- _Task details_
Reproduce the following lines word for word, keeping every character, space and number unchanged.

- _Supplied data_
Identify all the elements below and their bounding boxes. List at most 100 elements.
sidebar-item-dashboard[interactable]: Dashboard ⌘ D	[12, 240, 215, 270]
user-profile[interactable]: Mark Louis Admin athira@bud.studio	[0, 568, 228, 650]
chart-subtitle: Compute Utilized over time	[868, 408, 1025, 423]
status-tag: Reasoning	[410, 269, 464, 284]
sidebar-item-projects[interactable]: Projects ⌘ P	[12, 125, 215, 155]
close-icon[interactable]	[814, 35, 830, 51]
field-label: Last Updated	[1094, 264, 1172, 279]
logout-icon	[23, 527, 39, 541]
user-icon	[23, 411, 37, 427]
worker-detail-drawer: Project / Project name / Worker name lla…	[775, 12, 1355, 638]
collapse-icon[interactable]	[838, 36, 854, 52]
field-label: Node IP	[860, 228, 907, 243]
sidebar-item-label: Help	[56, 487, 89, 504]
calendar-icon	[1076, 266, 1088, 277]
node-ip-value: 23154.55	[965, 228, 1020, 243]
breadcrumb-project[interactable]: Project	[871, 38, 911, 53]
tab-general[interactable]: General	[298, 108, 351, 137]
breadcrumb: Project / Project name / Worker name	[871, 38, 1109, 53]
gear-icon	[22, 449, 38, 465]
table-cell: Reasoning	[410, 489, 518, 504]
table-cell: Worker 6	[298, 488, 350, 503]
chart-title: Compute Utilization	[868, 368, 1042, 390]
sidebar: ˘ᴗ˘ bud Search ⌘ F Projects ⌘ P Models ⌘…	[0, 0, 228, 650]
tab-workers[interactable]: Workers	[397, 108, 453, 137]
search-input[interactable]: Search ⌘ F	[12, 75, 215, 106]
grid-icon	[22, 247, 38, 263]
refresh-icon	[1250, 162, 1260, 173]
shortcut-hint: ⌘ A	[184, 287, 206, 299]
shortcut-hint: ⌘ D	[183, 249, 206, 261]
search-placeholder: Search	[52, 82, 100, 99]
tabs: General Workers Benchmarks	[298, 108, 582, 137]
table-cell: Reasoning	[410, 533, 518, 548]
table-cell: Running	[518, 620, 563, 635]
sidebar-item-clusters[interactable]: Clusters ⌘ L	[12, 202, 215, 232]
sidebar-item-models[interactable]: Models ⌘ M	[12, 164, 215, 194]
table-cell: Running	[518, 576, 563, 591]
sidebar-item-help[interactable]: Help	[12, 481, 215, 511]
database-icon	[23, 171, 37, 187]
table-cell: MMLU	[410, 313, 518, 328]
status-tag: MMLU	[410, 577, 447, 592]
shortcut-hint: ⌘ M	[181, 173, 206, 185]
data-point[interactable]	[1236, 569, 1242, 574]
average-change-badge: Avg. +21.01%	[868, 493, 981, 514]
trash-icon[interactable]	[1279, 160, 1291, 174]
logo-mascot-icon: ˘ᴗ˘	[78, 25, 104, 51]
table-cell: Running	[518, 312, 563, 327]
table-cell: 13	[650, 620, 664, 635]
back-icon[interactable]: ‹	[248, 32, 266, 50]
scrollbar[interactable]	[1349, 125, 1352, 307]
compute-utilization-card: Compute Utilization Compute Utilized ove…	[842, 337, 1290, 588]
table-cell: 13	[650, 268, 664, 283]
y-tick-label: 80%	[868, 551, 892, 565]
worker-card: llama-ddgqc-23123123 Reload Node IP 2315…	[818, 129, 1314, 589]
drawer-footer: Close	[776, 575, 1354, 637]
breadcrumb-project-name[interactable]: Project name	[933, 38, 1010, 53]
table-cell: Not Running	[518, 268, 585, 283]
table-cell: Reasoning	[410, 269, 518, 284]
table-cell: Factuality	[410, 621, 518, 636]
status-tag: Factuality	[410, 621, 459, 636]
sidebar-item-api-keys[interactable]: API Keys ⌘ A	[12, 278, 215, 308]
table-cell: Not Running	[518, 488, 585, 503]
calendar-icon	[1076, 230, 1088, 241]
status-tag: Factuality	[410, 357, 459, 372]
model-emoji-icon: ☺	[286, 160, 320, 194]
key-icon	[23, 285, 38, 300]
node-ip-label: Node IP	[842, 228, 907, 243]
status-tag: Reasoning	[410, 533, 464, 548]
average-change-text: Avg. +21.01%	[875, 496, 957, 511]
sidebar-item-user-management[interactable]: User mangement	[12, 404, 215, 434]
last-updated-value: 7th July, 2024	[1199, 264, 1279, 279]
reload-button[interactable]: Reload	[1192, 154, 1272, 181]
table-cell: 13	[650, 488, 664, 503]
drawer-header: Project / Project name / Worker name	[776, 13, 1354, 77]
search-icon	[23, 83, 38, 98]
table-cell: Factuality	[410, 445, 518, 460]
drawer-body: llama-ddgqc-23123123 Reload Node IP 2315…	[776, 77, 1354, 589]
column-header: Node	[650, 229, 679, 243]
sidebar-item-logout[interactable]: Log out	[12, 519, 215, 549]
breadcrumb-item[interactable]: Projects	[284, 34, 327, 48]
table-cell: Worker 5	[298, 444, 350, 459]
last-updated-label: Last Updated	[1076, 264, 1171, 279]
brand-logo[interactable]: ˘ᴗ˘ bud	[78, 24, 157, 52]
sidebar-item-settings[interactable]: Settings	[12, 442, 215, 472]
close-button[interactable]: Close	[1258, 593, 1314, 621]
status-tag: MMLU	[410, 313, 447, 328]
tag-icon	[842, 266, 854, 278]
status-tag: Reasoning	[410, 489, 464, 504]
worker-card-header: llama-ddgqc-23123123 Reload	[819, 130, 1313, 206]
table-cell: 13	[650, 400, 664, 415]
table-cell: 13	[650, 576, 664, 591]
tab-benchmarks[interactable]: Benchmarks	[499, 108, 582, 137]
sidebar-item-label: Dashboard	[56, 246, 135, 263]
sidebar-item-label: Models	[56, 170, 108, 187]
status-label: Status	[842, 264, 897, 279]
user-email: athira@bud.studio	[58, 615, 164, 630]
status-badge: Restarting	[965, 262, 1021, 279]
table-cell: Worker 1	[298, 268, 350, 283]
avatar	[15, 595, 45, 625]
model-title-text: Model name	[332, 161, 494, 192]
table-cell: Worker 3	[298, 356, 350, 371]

- _Exercise output_
Identify all the elements below and their bounding boxes. List at most 100 elements.
sidebar-item-dashboard[interactable]: Dashboard ⌘ D	[12, 240, 215, 270]
user-profile[interactable]: Mark Louis Admin athira@bud.studio	[0, 568, 228, 650]
chart-subtitle: Compute Utilized over time	[868, 408, 1025, 423]
status-tag: Reasoning	[410, 269, 464, 284]
sidebar-item-projects[interactable]: Projects ⌘ P	[12, 125, 215, 155]
close-icon[interactable]	[814, 35, 830, 51]
field-label: Last Updated	[1094, 264, 1172, 279]
logout-icon	[23, 527, 39, 541]
user-icon	[23, 411, 37, 427]
worker-detail-drawer: Project / Project name / Worker name lla…	[775, 12, 1355, 638]
collapse-icon[interactable]	[838, 36, 854, 52]
field-label: Node IP	[860, 228, 907, 243]
sidebar-item-label: Help	[56, 487, 89, 504]
calendar-icon	[1076, 266, 1088, 277]
node-ip-value: 23154.55	[965, 228, 1020, 243]
breadcrumb-project[interactable]: Project	[871, 38, 911, 53]
tab-general[interactable]: General	[298, 108, 351, 137]
breadcrumb: Project / Project name / Worker name	[871, 38, 1109, 53]
gear-icon	[22, 449, 38, 465]
table-cell: Reasoning	[410, 489, 518, 504]
table-cell: Worker 6	[298, 488, 350, 503]
chart-title: Compute Utilization	[868, 368, 1042, 390]
sidebar: ˘ᴗ˘ bud Search ⌘ F Projects ⌘ P Models ⌘…	[0, 0, 228, 650]
tab-workers[interactable]: Workers	[397, 108, 453, 137]
search-input[interactable]: Search ⌘ F	[12, 75, 215, 106]
grid-icon	[22, 247, 38, 263]
refresh-icon	[1250, 162, 1260, 173]
shortcut-hint: ⌘ A	[184, 287, 206, 299]
shortcut-hint: ⌘ D	[183, 249, 206, 261]
search-placeholder: Search	[52, 82, 100, 99]
tabs: General Workers Benchmarks	[298, 108, 582, 137]
table-cell: Reasoning	[410, 533, 518, 548]
table-cell: Running	[518, 620, 563, 635]
sidebar-item-clusters[interactable]: Clusters ⌘ L	[12, 202, 215, 232]
sidebar-item-models[interactable]: Models ⌘ M	[12, 164, 215, 194]
table-cell: Running	[518, 576, 563, 591]
sidebar-item-help[interactable]: Help	[12, 481, 215, 511]
database-icon	[23, 171, 37, 187]
table-cell: MMLU	[410, 313, 518, 328]
status-tag: MMLU	[410, 577, 447, 592]
shortcut-hint: ⌘ M	[181, 173, 206, 185]
data-point[interactable]	[1236, 569, 1242, 574]
average-change-badge: Avg. +21.01%	[868, 493, 981, 514]
trash-icon[interactable]	[1279, 160, 1291, 174]
logo-mascot-icon: ˘ᴗ˘	[78, 25, 104, 51]
table-cell: Running	[518, 312, 563, 327]
table-cell: 13	[650, 620, 664, 635]
back-icon[interactable]: ‹	[248, 32, 266, 50]
scrollbar[interactable]	[1349, 125, 1352, 307]
compute-utilization-card: Compute Utilization Compute Utilized ove…	[842, 337, 1290, 588]
table-cell: 13	[650, 268, 664, 283]
y-tick-label: 80%	[868, 551, 892, 565]
worker-card: llama-ddgqc-23123123 Reload Node IP 2315…	[818, 129, 1314, 589]
drawer-footer: Close	[776, 575, 1354, 637]
breadcrumb-project-name[interactable]: Project name	[933, 38, 1010, 53]
table-cell: Not Running	[518, 268, 585, 283]
table-cell: Reasoning	[410, 269, 518, 284]
table-cell: Factuality	[410, 621, 518, 636]
status-tag: Factuality	[410, 621, 459, 636]
sidebar-item-api-keys[interactable]: API Keys ⌘ A	[12, 278, 215, 308]
table-cell: Not Running	[518, 488, 585, 503]
calendar-icon	[1076, 230, 1088, 241]
status-tag: Factuality	[410, 357, 459, 372]
model-emoji-icon: ☺	[286, 160, 320, 194]
key-icon	[23, 285, 38, 300]
node-ip-label: Node IP	[842, 228, 907, 243]
status-tag: Reasoning	[410, 533, 464, 548]
average-change-text: Avg. +21.01%	[875, 496, 957, 511]
sidebar-item-user-management[interactable]: User mangement	[12, 404, 215, 434]
last-updated-value: 7th July, 2024	[1199, 264, 1279, 279]
reload-button[interactable]: Reload	[1192, 154, 1272, 181]
table-cell: 13	[650, 488, 664, 503]
drawer-header: Project / Project name / Worker name	[776, 13, 1354, 77]
search-icon	[23, 83, 38, 98]
table-cell: Factuality	[410, 445, 518, 460]
drawer-body: llama-ddgqc-23123123 Reload Node IP 2315…	[776, 77, 1354, 589]
column-header: Node	[650, 229, 679, 243]
sidebar-item-logout[interactable]: Log out	[12, 519, 215, 549]
breadcrumb-item[interactable]: Projects	[284, 34, 327, 48]
table-cell: Worker 5	[298, 444, 350, 459]
last-updated-label: Last Updated	[1076, 264, 1171, 279]
brand-logo[interactable]: ˘ᴗ˘ bud	[78, 24, 157, 52]
sidebar-item-settings[interactable]: Settings	[12, 442, 215, 472]
close-button[interactable]: Close	[1258, 593, 1314, 621]
status-tag: MMLU	[410, 313, 447, 328]
tag-icon	[842, 266, 854, 278]
status-tag: Reasoning	[410, 489, 464, 504]
worker-card-header: llama-ddgqc-23123123 Reload	[819, 130, 1313, 206]
table-cell: 13	[650, 400, 664, 415]
table-cell: 13	[650, 576, 664, 591]
tab-benchmarks[interactable]: Benchmarks	[499, 108, 582, 137]
sidebar-item-label: Dashboard	[56, 246, 135, 263]
sidebar-item-label: Models	[56, 170, 108, 187]
status-label: Status	[842, 264, 897, 279]
user-email: athira@bud.studio	[58, 615, 164, 630]
status-badge: Restarting	[965, 262, 1021, 279]
table-cell: Worker 1	[298, 268, 350, 283]
avatar	[15, 595, 45, 625]
model-title-text: Model name	[332, 161, 494, 192]
table-cell: Worker 3	[298, 356, 350, 371]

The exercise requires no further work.